## Start Input rows

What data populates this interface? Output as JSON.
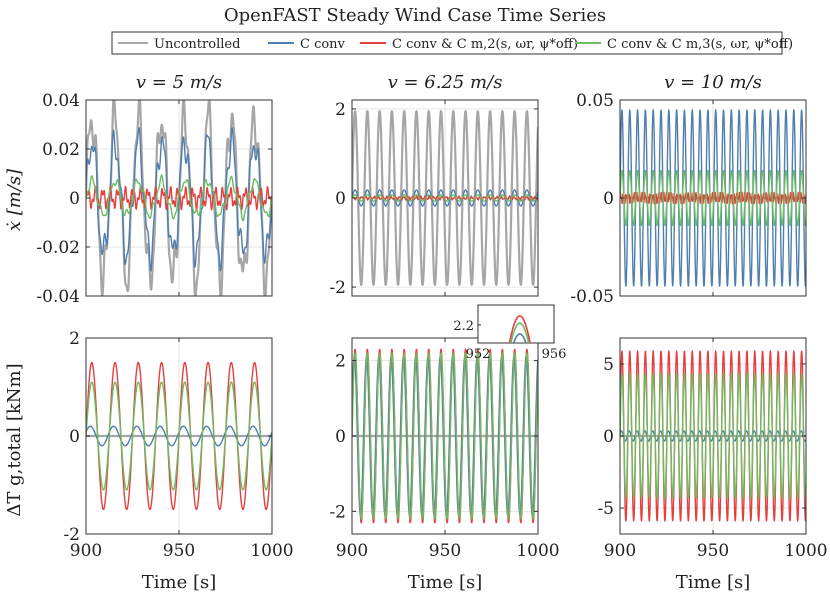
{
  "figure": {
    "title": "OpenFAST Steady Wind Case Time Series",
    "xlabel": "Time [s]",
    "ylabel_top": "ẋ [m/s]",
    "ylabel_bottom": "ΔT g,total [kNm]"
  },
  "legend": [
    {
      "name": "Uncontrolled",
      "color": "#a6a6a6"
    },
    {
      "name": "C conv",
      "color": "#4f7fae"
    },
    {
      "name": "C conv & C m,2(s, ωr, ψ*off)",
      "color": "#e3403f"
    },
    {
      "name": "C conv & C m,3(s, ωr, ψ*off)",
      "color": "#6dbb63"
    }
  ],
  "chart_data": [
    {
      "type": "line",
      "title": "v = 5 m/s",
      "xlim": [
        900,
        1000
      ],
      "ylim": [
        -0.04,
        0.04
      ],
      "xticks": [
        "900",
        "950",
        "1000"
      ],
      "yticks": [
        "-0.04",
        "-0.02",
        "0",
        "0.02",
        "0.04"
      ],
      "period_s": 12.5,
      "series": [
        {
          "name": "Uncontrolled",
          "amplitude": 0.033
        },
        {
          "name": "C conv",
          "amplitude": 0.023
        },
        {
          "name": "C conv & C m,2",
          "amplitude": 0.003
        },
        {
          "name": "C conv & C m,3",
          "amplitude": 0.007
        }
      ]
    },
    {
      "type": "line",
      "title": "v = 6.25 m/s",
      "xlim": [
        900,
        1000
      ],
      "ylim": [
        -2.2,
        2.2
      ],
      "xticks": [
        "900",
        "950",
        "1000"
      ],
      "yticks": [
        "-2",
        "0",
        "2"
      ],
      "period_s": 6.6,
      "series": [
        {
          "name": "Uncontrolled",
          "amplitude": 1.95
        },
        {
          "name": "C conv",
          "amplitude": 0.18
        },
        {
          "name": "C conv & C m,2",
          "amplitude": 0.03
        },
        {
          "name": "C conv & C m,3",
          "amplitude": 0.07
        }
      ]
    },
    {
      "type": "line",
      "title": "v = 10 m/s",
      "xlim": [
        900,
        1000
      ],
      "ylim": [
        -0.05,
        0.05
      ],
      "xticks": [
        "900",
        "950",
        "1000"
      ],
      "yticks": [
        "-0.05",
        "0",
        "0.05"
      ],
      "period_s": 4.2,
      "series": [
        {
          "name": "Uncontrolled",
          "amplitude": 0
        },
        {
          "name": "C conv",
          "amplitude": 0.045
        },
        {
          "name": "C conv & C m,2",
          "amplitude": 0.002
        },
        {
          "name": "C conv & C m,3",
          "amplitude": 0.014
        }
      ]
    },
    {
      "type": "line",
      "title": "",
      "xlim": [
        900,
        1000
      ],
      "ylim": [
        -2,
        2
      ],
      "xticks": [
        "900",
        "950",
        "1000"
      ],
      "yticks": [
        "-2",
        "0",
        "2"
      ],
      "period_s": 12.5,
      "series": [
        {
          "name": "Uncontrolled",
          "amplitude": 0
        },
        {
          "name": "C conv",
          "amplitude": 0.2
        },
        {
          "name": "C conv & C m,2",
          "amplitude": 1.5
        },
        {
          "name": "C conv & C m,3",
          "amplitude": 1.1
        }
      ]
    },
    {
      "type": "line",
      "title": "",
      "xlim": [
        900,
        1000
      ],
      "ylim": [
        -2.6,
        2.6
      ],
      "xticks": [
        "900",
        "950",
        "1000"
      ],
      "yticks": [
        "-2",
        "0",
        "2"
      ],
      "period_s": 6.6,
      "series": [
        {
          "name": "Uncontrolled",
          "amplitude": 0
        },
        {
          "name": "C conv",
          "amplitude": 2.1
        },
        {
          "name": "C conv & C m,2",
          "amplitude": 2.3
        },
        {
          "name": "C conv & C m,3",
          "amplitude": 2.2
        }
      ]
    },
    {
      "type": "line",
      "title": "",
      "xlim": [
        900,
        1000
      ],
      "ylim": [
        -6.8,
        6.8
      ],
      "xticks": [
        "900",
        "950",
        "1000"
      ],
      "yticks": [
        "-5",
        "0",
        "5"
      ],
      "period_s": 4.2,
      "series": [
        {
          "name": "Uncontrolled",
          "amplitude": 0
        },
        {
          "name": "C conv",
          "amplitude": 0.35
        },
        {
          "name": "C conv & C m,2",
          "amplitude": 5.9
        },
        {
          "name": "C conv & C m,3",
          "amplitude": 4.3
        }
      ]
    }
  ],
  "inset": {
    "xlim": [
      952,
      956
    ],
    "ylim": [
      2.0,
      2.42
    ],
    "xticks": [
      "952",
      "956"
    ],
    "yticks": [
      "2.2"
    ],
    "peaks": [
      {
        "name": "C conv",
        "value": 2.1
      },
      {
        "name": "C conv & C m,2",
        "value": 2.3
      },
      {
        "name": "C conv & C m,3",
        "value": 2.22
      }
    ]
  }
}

## End Input rows
## Start Input rows

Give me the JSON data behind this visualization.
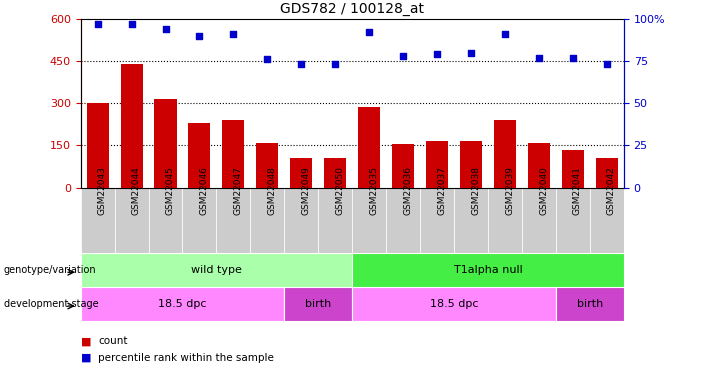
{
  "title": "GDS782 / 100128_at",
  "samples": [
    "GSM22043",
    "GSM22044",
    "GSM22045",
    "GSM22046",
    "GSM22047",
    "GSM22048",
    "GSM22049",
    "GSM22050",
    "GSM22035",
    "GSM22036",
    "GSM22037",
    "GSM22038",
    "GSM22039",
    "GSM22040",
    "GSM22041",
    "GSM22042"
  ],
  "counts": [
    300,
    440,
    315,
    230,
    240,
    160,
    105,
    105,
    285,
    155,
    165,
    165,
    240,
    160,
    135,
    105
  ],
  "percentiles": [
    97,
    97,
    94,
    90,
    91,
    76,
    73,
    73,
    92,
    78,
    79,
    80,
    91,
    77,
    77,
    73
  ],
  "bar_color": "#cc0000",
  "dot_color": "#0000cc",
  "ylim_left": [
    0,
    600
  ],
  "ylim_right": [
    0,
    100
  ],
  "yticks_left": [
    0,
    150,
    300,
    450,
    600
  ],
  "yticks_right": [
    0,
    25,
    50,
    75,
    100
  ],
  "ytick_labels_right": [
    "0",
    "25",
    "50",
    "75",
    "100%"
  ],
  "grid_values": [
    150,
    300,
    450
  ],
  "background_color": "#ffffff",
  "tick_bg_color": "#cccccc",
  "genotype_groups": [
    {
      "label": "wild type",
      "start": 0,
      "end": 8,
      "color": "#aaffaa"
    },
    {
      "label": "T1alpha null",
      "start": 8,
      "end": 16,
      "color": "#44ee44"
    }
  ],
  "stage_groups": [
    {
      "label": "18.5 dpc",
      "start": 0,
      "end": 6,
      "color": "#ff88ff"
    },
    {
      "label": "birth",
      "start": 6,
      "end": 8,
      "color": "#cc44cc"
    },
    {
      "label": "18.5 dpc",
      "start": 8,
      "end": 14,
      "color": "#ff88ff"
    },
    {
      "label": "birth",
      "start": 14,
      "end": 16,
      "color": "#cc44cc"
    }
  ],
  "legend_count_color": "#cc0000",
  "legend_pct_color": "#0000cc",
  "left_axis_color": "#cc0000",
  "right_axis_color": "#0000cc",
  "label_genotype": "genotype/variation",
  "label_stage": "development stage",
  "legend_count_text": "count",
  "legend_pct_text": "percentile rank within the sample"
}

## End Input rows

Instructions for the task → In the entries above, find every line with the word "title" and list it.

Problem solution →
    "title": "OpenFAST Steady Wind Case Time Series",
      "title": "v = 5 m/s",
      "title": "v = 6.25 m/s",
      "title": "v = 10 m/s",
      "title": "",
      "title": "",
      "title": "",
  "title": "GDS782 / 100128_at",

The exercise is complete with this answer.